_Problem description_
Copy every line of the records below without changing a single character.

(Listings of element regions)
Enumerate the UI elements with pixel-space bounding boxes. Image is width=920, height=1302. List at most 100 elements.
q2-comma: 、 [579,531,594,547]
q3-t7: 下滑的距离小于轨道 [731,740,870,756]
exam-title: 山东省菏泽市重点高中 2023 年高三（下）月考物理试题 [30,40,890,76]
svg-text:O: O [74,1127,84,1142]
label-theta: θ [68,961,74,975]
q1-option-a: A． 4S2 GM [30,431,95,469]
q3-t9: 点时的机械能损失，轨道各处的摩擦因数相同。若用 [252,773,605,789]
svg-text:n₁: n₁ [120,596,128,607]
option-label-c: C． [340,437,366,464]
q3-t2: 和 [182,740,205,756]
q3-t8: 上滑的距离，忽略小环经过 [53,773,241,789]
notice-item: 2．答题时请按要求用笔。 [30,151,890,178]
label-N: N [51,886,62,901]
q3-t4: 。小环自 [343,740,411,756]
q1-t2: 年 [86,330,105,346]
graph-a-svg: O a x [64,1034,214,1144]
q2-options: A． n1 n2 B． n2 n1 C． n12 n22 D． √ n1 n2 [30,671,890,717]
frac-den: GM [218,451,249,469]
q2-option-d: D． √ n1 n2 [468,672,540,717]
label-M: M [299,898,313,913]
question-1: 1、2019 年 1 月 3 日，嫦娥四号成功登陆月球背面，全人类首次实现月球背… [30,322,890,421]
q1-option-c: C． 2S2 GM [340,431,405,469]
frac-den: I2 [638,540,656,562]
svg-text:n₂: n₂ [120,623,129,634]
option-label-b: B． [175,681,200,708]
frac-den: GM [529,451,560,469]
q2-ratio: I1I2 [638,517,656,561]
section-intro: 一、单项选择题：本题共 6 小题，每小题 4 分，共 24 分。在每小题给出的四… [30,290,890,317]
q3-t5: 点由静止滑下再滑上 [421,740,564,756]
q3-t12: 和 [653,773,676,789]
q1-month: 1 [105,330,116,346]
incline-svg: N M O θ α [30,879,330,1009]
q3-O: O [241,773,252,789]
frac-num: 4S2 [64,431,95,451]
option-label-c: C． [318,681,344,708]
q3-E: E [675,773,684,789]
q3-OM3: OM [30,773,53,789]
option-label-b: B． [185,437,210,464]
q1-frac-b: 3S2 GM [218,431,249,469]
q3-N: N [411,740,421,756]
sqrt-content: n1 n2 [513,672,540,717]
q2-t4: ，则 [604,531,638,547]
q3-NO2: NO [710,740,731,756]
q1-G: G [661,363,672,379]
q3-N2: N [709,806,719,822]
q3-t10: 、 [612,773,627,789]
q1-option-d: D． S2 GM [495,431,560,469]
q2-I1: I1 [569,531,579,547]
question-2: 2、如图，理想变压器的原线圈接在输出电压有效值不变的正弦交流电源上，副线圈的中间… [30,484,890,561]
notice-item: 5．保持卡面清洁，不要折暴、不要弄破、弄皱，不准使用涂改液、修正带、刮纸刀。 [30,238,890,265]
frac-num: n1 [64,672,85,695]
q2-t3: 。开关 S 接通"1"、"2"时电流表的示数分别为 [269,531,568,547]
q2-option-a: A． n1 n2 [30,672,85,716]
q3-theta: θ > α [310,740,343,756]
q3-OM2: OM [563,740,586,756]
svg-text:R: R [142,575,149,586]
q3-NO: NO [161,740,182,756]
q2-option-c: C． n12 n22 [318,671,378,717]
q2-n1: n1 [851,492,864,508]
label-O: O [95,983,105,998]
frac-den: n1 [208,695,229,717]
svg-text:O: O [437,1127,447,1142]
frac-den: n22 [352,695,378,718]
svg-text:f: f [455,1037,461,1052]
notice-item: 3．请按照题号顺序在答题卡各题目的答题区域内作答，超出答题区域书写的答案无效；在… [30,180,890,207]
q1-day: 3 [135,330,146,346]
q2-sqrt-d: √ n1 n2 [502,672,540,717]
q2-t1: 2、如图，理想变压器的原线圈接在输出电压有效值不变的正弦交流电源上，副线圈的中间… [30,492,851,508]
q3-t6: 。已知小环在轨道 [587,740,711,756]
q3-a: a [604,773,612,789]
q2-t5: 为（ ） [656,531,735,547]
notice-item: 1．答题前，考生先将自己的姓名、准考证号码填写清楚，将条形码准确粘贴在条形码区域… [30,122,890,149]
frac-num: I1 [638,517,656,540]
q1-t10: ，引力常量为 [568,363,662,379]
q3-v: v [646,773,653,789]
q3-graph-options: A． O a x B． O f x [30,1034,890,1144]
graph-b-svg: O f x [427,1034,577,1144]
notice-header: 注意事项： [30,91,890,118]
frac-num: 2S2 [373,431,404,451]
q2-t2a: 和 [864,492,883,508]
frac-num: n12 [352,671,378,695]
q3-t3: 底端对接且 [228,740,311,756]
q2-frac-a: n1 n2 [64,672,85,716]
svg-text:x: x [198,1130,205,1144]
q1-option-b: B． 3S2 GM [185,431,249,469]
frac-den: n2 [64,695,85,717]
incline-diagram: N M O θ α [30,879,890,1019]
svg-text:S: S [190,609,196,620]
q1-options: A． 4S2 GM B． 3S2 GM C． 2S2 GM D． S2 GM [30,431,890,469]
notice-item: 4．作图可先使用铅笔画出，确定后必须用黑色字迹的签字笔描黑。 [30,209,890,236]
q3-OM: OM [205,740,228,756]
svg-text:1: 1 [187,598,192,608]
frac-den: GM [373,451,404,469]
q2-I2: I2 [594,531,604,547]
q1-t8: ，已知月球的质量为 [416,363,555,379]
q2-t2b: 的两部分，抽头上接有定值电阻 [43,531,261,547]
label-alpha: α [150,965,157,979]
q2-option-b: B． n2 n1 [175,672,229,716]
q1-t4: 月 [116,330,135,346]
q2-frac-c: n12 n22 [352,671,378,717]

_Response to this exercise_
Enumerate the UI elements with pixel-space bounding boxes. Image is width=920, height=1302. List at most 100 elements.
q2-comma: 、 [579,531,594,547]
q3-t7: 下滑的距离小于轨道 [731,740,870,756]
exam-title: 山东省菏泽市重点高中 2023 年高三（下）月考物理试题 [30,40,890,76]
svg-text:O: O [74,1127,84,1142]
label-theta: θ [68,961,74,975]
q1-option-a: A． 4S2 GM [30,431,95,469]
q3-t9: 点时的机械能损失，轨道各处的摩擦因数相同。若用 [252,773,605,789]
svg-text:n₁: n₁ [120,596,128,607]
option-label-c: C． [340,437,366,464]
q3-t2: 和 [182,740,205,756]
q3-t8: 上滑的距离，忽略小环经过 [53,773,241,789]
notice-item: 2．答题时请按要求用笔。 [30,151,890,178]
label-N: N [51,886,62,901]
q3-t4: 。小环自 [343,740,411,756]
q1-t2: 年 [86,330,105,346]
graph-a-svg: O a x [64,1034,214,1144]
q2-options: A． n1 n2 B． n2 n1 C． n12 n22 D． √ n1 n2 [30,671,890,717]
frac-den: GM [218,451,249,469]
q2-option-d: D． √ n1 n2 [468,672,540,717]
label-M: M [299,898,313,913]
question-1: 1、2019 年 1 月 3 日，嫦娥四号成功登陆月球背面，全人类首次实现月球背… [30,322,890,421]
q1-option-c: C． 2S2 GM [340,431,405,469]
frac-den: I2 [638,540,656,562]
svg-text:n₂: n₂ [120,623,129,634]
option-label-b: B． [175,681,200,708]
frac-den: GM [529,451,560,469]
q2-ratio: I1I2 [638,517,656,561]
section-intro: 一、单项选择题：本题共 6 小题，每小题 4 分，共 24 分。在每小题给出的四… [30,290,890,317]
q3-t5: 点由静止滑下再滑上 [421,740,564,756]
q3-t12: 和 [653,773,676,789]
q1-month: 1 [105,330,116,346]
incline-svg: N M O θ α [30,879,330,1009]
q3-O: O [241,773,252,789]
frac-num: 4S2 [64,431,95,451]
option-label-c: C． [318,681,344,708]
q3-E: E [675,773,684,789]
q3-OM3: OM [30,773,53,789]
option-label-b: B． [185,437,210,464]
q1-frac-b: 3S2 GM [218,431,249,469]
q3-N: N [411,740,421,756]
sqrt-content: n1 n2 [513,672,540,717]
q2-t4: ，则 [604,531,638,547]
q3-NO2: NO [710,740,731,756]
q1-G: G [661,363,672,379]
q3-N2: N [709,806,719,822]
q3-t10: 、 [612,773,627,789]
q1-option-d: D． S2 GM [495,431,560,469]
q2-I1: I1 [569,531,579,547]
question-2: 2、如图，理想变压器的原线圈接在输出电压有效值不变的正弦交流电源上，副线圈的中间… [30,484,890,561]
notice-item: 5．保持卡面清洁，不要折暴、不要弄破、弄皱，不准使用涂改液、修正带、刮纸刀。 [30,238,890,265]
frac-num: n1 [64,672,85,695]
q2-t3: 。开关 S 接通"1"、"2"时电流表的示数分别为 [269,531,568,547]
q2-option-a: A． n1 n2 [30,672,85,716]
q3-theta: θ > α [310,740,343,756]
q3-OM2: OM [563,740,586,756]
svg-text:R: R [142,575,149,586]
q3-NO: NO [161,740,182,756]
q2-option-c: C． n12 n22 [318,671,378,717]
q2-n1: n1 [851,492,864,508]
label-O: O [95,983,105,998]
frac-den: n1 [208,695,229,717]
svg-text:O: O [437,1127,447,1142]
frac-den: n22 [352,695,378,718]
svg-text:f: f [455,1037,461,1052]
notice-item: 3．请按照题号顺序在答题卡各题目的答题区域内作答，超出答题区域书写的答案无效；在… [30,180,890,207]
q1-day: 3 [135,330,146,346]
q2-sqrt-d: √ n1 n2 [502,672,540,717]
q2-t1: 2、如图，理想变压器的原线圈接在输出电压有效值不变的正弦交流电源上，副线圈的中间… [30,492,851,508]
q3-t6: 。已知小环在轨道 [587,740,711,756]
q3-a: a [604,773,612,789]
q2-t5: 为（ ） [656,531,735,547]
notice-item: 1．答题前，考生先将自己的姓名、准考证号码填写清楚，将条形码准确粘贴在条形码区域… [30,122,890,149]
frac-num: I1 [638,517,656,540]
q1-t10: ，引力常量为 [568,363,662,379]
q3-v: v [646,773,653,789]
q3-graph-options: A． O a x B． O f x [30,1034,890,1144]
graph-b-svg: O f x [427,1034,577,1144]
notice-header: 注意事项： [30,91,890,118]
frac-num: 2S2 [373,431,404,451]
q2-t2a: 和 [864,492,883,508]
frac-num: n12 [352,671,378,695]
q3-t3: 底端对接且 [228,740,311,756]
q2-frac-a: n1 n2 [64,672,85,716]
svg-text:x: x [198,1130,205,1144]
q1-option-b: B． 3S2 GM [185,431,249,469]
frac-den: n2 [64,695,85,717]
incline-diagram: N M O θ α [30,879,890,1019]
svg-text:S: S [190,609,196,620]
q1-options: A． 4S2 GM B． 3S2 GM C． 2S2 GM D． S2 GM [30,431,890,469]
notice-item: 4．作图可先使用铅笔画出，确定后必须用黑色字迹的签字笔描黑。 [30,209,890,236]
q3-OM: OM [205,740,228,756]
svg-text:1: 1 [187,598,192,608]
frac-den: GM [373,451,404,469]
q2-I2: I2 [594,531,604,547]
q1-t8: ，已知月球的质量为 [416,363,555,379]
q2-t2b: 的两部分，抽头上接有定值电阻 [43,531,261,547]
label-alpha: α [150,965,157,979]
q2-option-b: B． n2 n1 [175,672,229,716]
q1-t4: 月 [116,330,135,346]
q2-frac-c: n12 n22 [352,671,378,717]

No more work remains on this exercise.